-- Begin Extracted entries --

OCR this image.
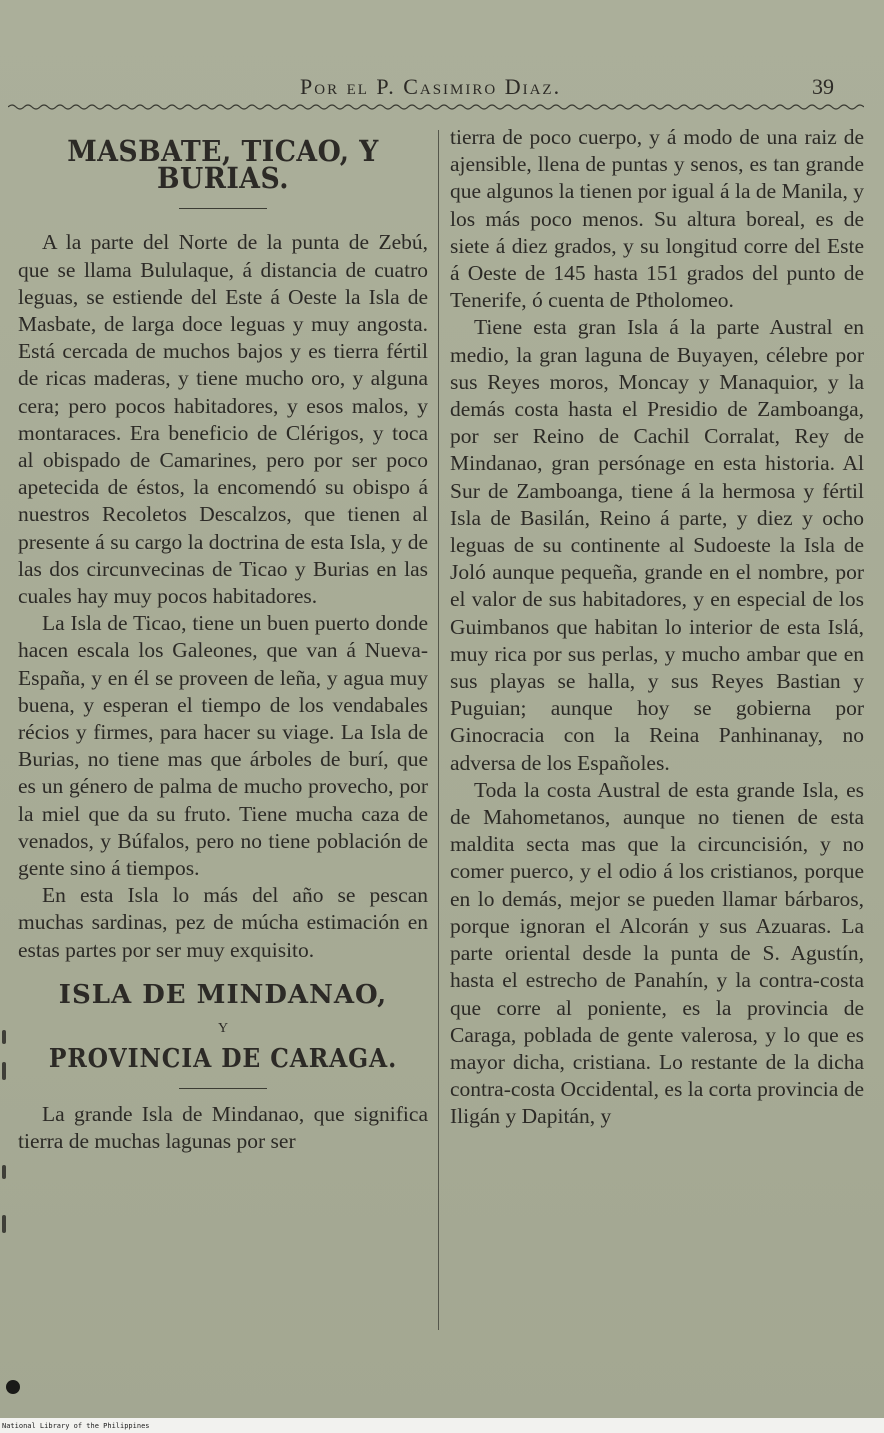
Por el P. Casimiro Diaz.	39
MASBATE, TICAO, Y BURIAS.

A la parte del Norte de la punta de Zebú, que se llama Bululaque, á distancia de cuatro leguas, se estiende del Este á Oeste la Isla de Masbate, de larga doce leguas y muy angosta. Está cercada de muchos bajos y es tierra fértil de ricas maderas, y tiene mucho oro, y alguna cera; pero pocos habitadores, y esos malos, y montaraces. Era beneficio de Clérigos, y toca al obispado de Camarines, pero por ser poco apetecida de éstos, la encomendó su obispo á nuestros Recoletos Descalzos, que tienen al presente á su cargo la doctrina de esta Isla, y de las dos circunvecinas de Ticao y Burias en las cuales hay muy pocos habitadores.

La Isla de Ticao, tiene un buen puerto donde hacen escala los Galeones, que van á Nueva-España, y en él se proveen de leña, y agua muy buena, y esperan el tiempo de los vendabales récios y firmes, para hacer su viage. La Isla de Burias, no tiene mas que árboles de burí, que es un género de palma de mucho provecho, por la miel que da su fruto. Tiene mucha caza de venados, y Búfalos, pero no tiene población de gente sino á tiempos.

En esta Isla lo más del año se pescan muchas sardinas, pez de múcha estimación en estas partes por ser muy exquisito.

ISLA DE MINDANAO,
Y
PROVINCIA DE CARAGA.

La grande Isla de Mindanao, que significa tierra de muchas lagunas por ser

tierra de poco cuerpo, y á modo de una raiz de ajensible, llena de puntas y senos, es tan grande que algunos la tienen por igual á la de Manila, y los más poco menos. Su altura boreal, es de siete á diez grados, y su longitud corre del Este á Oeste de 145 hasta 151 grados del punto de Tenerife, ó cuenta de Ptholomeo.

Tiene esta gran Isla á la parte Austral en medio, la gran laguna de Buyayen, célebre por sus Reyes moros, Moncay y Manaquior, y la demás costa hasta el Presidio de Zamboanga, por ser Reino de Cachil Corralat, Rey de Mindanao, gran persónage en esta historia. Al Sur de Zamboanga, tiene á la hermosa y fértil Isla de Basilán, Reino á parte, y diez y ocho leguas de su continente al Sudoeste la Isla de Joló aunque pequeña, grande en el nombre, por el valor de sus habitadores, y en especial de los Guimbanos que habitan lo interior de esta Islá, muy rica por sus perlas, y mucho ambar que en sus playas se halla, y sus Reyes Bastian y Puguian; aunque hoy se gobierna por Ginocracia con la Reina Panhinanay, no adversa de los Españoles.

Toda la costa Austral de esta grande Isla, es de Mahometanos, aunque no tienen de esta maldita secta mas que la circuncisión, y no comer puerco, y el odio á los cristianos, porque en lo demás, mejor se pueden llamar bárbaros, porque ignoran el Alcorán y sus Azuaras. La parte oriental desde la punta de S. Agustín, hasta el estrecho de Panahín, y la contra-costa que corre al poniente, es la provincia de Caraga, poblada de gente valerosa, y lo que es mayor dicha, cristiana. Lo restante de la dicha contra-costa Occidental, es la corta provincia de Iligán y Dapitán, y

National Library of the Philippines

-- End Extracted entries --

Your instructions
Copy down every line of the entries containing the word "muchas".

Response to the task
En esta Isla lo más del año se pescan muchas sardinas, pez de múcha estimación en estas partes por ser muy exquisito.
La grande Isla de Mindanao, que significa tierra de muchas lagunas por ser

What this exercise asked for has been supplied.